### What is expected
Transcribe every line exactly. Leave the pictures behind.

Records contained in a dataset:
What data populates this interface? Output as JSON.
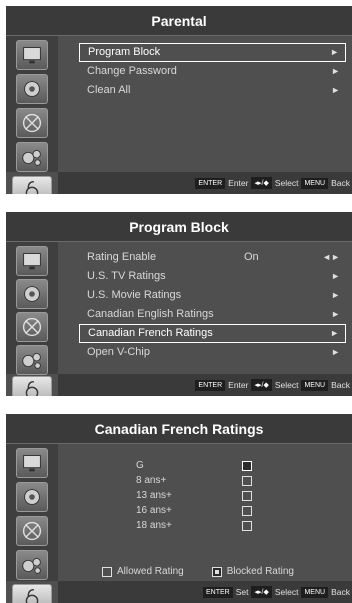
{
  "panels": [
    {
      "title": "Parental",
      "items": [
        {
          "label": "Program Block",
          "selected": true
        },
        {
          "label": "Change Password"
        },
        {
          "label": "Clean All"
        }
      ],
      "arrow": "►"
    },
    {
      "title": "Program Block",
      "items": [
        {
          "label": "Rating Enable",
          "value": "On",
          "arrow": "◄►"
        },
        {
          "label": "U.S. TV Ratings",
          "arrow": "►"
        },
        {
          "label": "U.S. Movie Ratings",
          "arrow": "►"
        },
        {
          "label": "Canadian English Ratings",
          "arrow": "►"
        },
        {
          "label": "Canadian French Ratings",
          "arrow": "►",
          "selected": true
        },
        {
          "label": "Open V-Chip",
          "arrow": "►"
        }
      ]
    },
    {
      "title": "Canadian French Ratings",
      "ratings": [
        {
          "label": "G",
          "blocked": true
        },
        {
          "label": "8 ans+"
        },
        {
          "label": "13 ans+"
        },
        {
          "label": "16 ans+"
        },
        {
          "label": "18 ans+"
        }
      ],
      "legend": {
        "allowed": "Allowed Rating",
        "blocked": "Blocked Rating"
      }
    }
  ],
  "bottom": {
    "enter_key": "ENTER",
    "enter_label": "Enter",
    "set_label": "Set",
    "nav_key": "◂▸/◆",
    "select_label": "Select",
    "menu_key": "MENU",
    "back_label": "Back"
  },
  "icons": [
    "picture-icon",
    "sound-icon",
    "channel-icon",
    "setup-icon",
    "parental-lock-icon"
  ]
}
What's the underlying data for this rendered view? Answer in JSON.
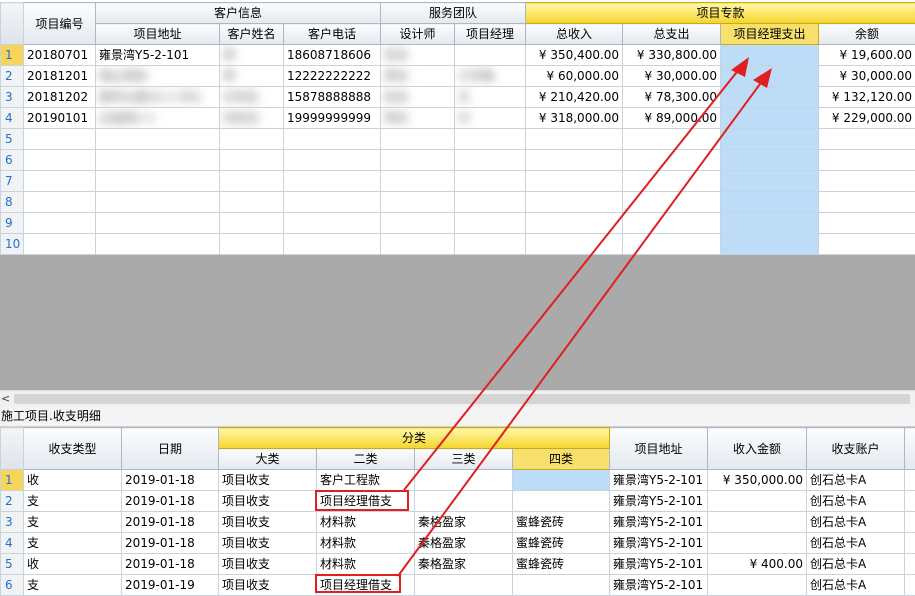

### Full output
What data populates this interface? Output as JSON.
{
  "panels": [
    {
      "title": "Parental",
      "items": [
        {
          "label": "Program Block",
          "selected": true
        },
        {
          "label": "Change Password"
        },
        {
          "label": "Clean All"
        }
      ],
      "arrow": "►"
    },
    {
      "title": "Program Block",
      "items": [
        {
          "label": "Rating Enable",
          "value": "On",
          "arrow": "◄►"
        },
        {
          "label": "U.S. TV Ratings",
          "arrow": "►"
        },
        {
          "label": "U.S. Movie Ratings",
          "arrow": "►"
        },
        {
          "label": "Canadian English Ratings",
          "arrow": "►"
        },
        {
          "label": "Canadian French Ratings",
          "arrow": "►",
          "selected": true
        },
        {
          "label": "Open V-Chip",
          "arrow": "►"
        }
      ]
    },
    {
      "title": "Canadian French Ratings",
      "ratings": [
        {
          "label": "G",
          "blocked": true
        },
        {
          "label": "8 ans+"
        },
        {
          "label": "13 ans+"
        },
        {
          "label": "16 ans+"
        },
        {
          "label": "18 ans+"
        }
      ],
      "legend": {
        "allowed": "Allowed Rating",
        "blocked": "Blocked Rating"
      }
    }
  ],
  "bottom": {
    "enter_key": "ENTER",
    "enter_label": "Enter",
    "set_label": "Set",
    "nav_key": "◂▸/◆",
    "select_label": "Select",
    "menu_key": "MENU",
    "back_label": "Back"
  },
  "icons": [
    "picture-icon",
    "sound-icon",
    "channel-icon",
    "setup-icon",
    "parental-lock-icon"
  ]
}
What's the underlying data for this rendered view? Answer in JSON.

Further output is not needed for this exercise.